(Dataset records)
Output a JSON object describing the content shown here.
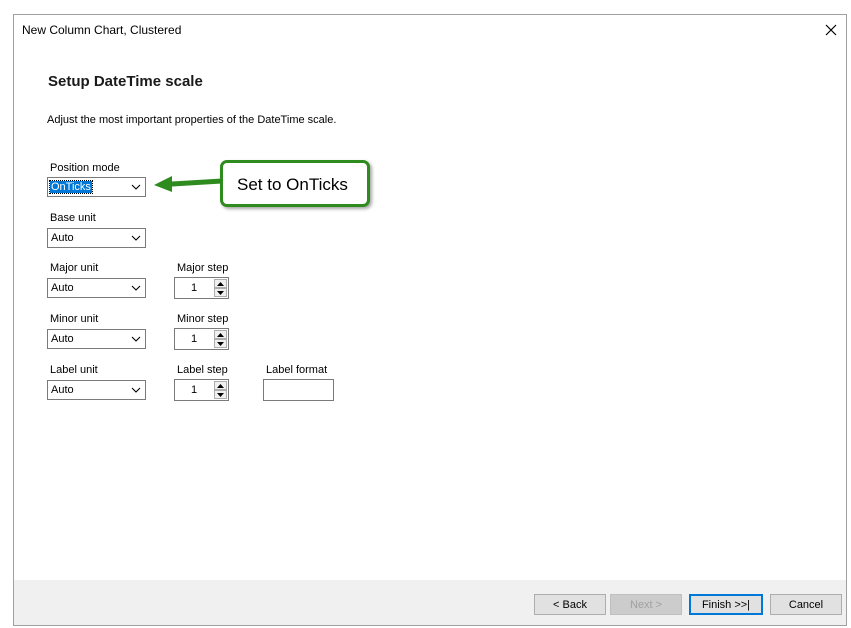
{
  "window": {
    "title": "New Column Chart, Clustered",
    "close_icon": "close-icon"
  },
  "page": {
    "heading": "Setup DateTime scale",
    "description": "Adjust the most important properties of the DateTime scale."
  },
  "fields": {
    "position_mode": {
      "label": "Position mode",
      "value": "OnTicks"
    },
    "base_unit": {
      "label": "Base unit",
      "value": "Auto"
    },
    "major_unit": {
      "label": "Major unit",
      "value": "Auto"
    },
    "major_step": {
      "label": "Major step",
      "value": "1"
    },
    "minor_unit": {
      "label": "Minor unit",
      "value": "Auto"
    },
    "minor_step": {
      "label": "Minor step",
      "value": "1"
    },
    "label_unit": {
      "label": "Label unit",
      "value": "Auto"
    },
    "label_step": {
      "label": "Label step",
      "value": "1"
    },
    "label_format": {
      "label": "Label format",
      "value": ""
    }
  },
  "annotation": {
    "text": "Set to OnTicks",
    "color": "#2e8b1e"
  },
  "buttons": {
    "back": "< Back",
    "next": "Next >",
    "finish": "Finish >>|",
    "cancel": "Cancel"
  },
  "colors": {
    "selection": "#0078d7",
    "footer": "#f0f0f0"
  }
}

Work to complete:
Restate the full listing verbatim and drop every picture.

Task response:
Output a JSON object describing the content shown here.
{
  "window": {
    "title": "New Column Chart, Clustered",
    "close_icon": "close-icon"
  },
  "page": {
    "heading": "Setup DateTime scale",
    "description": "Adjust the most important properties of the DateTime scale."
  },
  "fields": {
    "position_mode": {
      "label": "Position mode",
      "value": "OnTicks"
    },
    "base_unit": {
      "label": "Base unit",
      "value": "Auto"
    },
    "major_unit": {
      "label": "Major unit",
      "value": "Auto"
    },
    "major_step": {
      "label": "Major step",
      "value": "1"
    },
    "minor_unit": {
      "label": "Minor unit",
      "value": "Auto"
    },
    "minor_step": {
      "label": "Minor step",
      "value": "1"
    },
    "label_unit": {
      "label": "Label unit",
      "value": "Auto"
    },
    "label_step": {
      "label": "Label step",
      "value": "1"
    },
    "label_format": {
      "label": "Label format",
      "value": ""
    }
  },
  "annotation": {
    "text": "Set to OnTicks",
    "color": "#2e8b1e"
  },
  "buttons": {
    "back": "< Back",
    "next": "Next >",
    "finish": "Finish >>|",
    "cancel": "Cancel"
  },
  "colors": {
    "selection": "#0078d7",
    "footer": "#f0f0f0"
  }
}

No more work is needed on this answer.